[begin SUPPLIED RECORDS]

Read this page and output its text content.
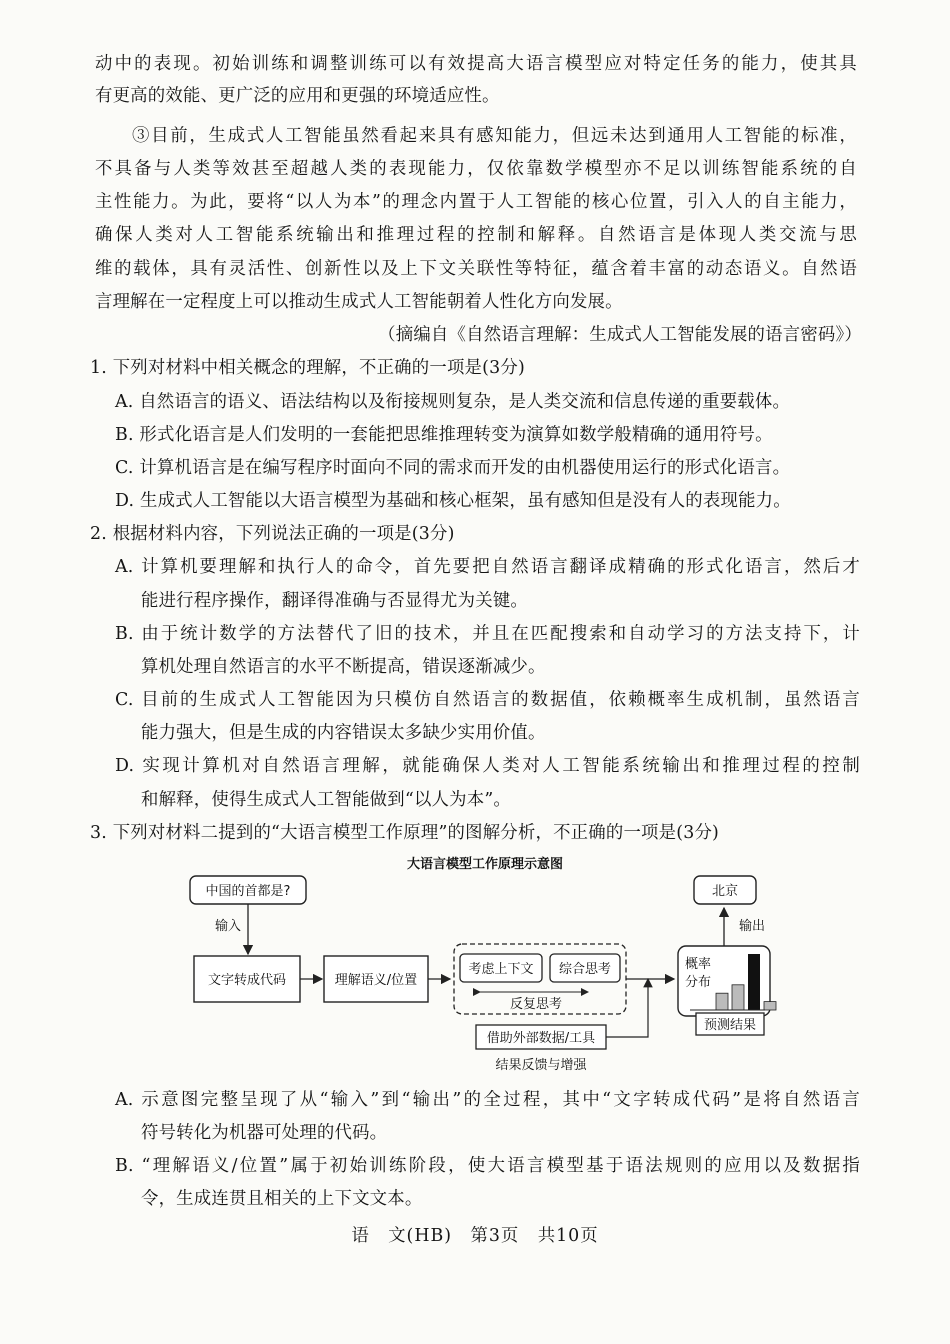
动中的表现。初始训练和调整训练可以有效提高大语言模型应对特定任务的能力，使其具
有更高的效能、更广泛的应用和更强的环境适应性。
③目前，生成式人工智能虽然看起来具有感知能力，但远未达到通用人工智能的标准，
不具备与人类等效甚至超越人类的表现能力，仅依靠数学模型亦不足以训练智能系统的自
主性能力。为此，要将“以人为本”的理念内置于人工智能的核心位置，引入人的自主能力，
确保人类对人工智能系统输出和推理过程的控制和解释。自然语言是体现人类交流与思
维的载体，具有灵活性、创新性以及上下文关联性等特征，蕴含着丰富的动态语义。自然语
言理解在一定程度上可以推动生成式人工智能朝着人性化方向发展。
（摘编自《自然语言理解：生成式人工智能发展的语言密码》）
1. 下列对材料中相关概念的理解，不正确的一项是(3分)
A. 自然语言的语义、语法结构以及衔接规则复杂，是人类交流和信息传递的重要载体。
B. 形式化语言是人们发明的一套能把思维推理转变为演算如数学般精确的通用符号。
C. 计算机语言是在编写程序时面向不同的需求而开发的由机器使用运行的形式化语言。
D. 生成式人工智能以大语言模型为基础和核心框架，虽有感知但是没有人的表现能力。
2. 根据材料内容，下列说法正确的一项是(3分)
A. 计算机要理解和执行人的命令，首先要把自然语言翻译成精确的形式化语言，然后才
能进行程序操作，翻译得准确与否显得尤为关键。
B. 由于统计数学的方法替代了旧的技术，并且在匹配搜索和自动学习的方法支持下，计
算机处理自然语言的水平不断提高，错误逐渐减少。
C. 目前的生成式人工智能因为只模仿自然语言的数据值，依赖概率生成机制，虽然语言
能力强大，但是生成的内容错误太多缺少实用价值。
D. 实现计算机对自然语言理解，就能确保人类对人工智能系统输出和推理过程的控制
和解释，使得生成式人工智能做到“以人为本”。
3. 下列对材料二提到的“大语言模型工作原理”的图解分析，不正确的一项是(3分)
大语言模型工作原理示意图
中国的首都是?
输入
文字转成代码	理解语义/位置
考虑上下文 综合思考
反复思考
借助外部数据/工具
结果反馈与增强
概率
分布
预测结果
输出
北京
A. 示意图完整呈现了从“输入”到“输出”的全过程，其中“文字转成代码”是将自然语言
符号转化为机器可处理的代码。
B. “理解语义/位置”属于初始训练阶段，使大语言模型基于语法规则的应用以及数据指
令，生成连贯且相关的上下文文本。
语　文(HB)　第3页　共10页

[end SUPPLIED RECORDS]

■ WRITTEN REQUEST:
Extract every line above that contains the word "不正确的一项是".

■ OUTPUT FOR THIS TASK:
1. 下列对材料中相关概念的理解，不正确的一项是(3分)
3. 下列对材料二提到的“大语言模型工作原理”的图解分析，不正确的一项是(3分)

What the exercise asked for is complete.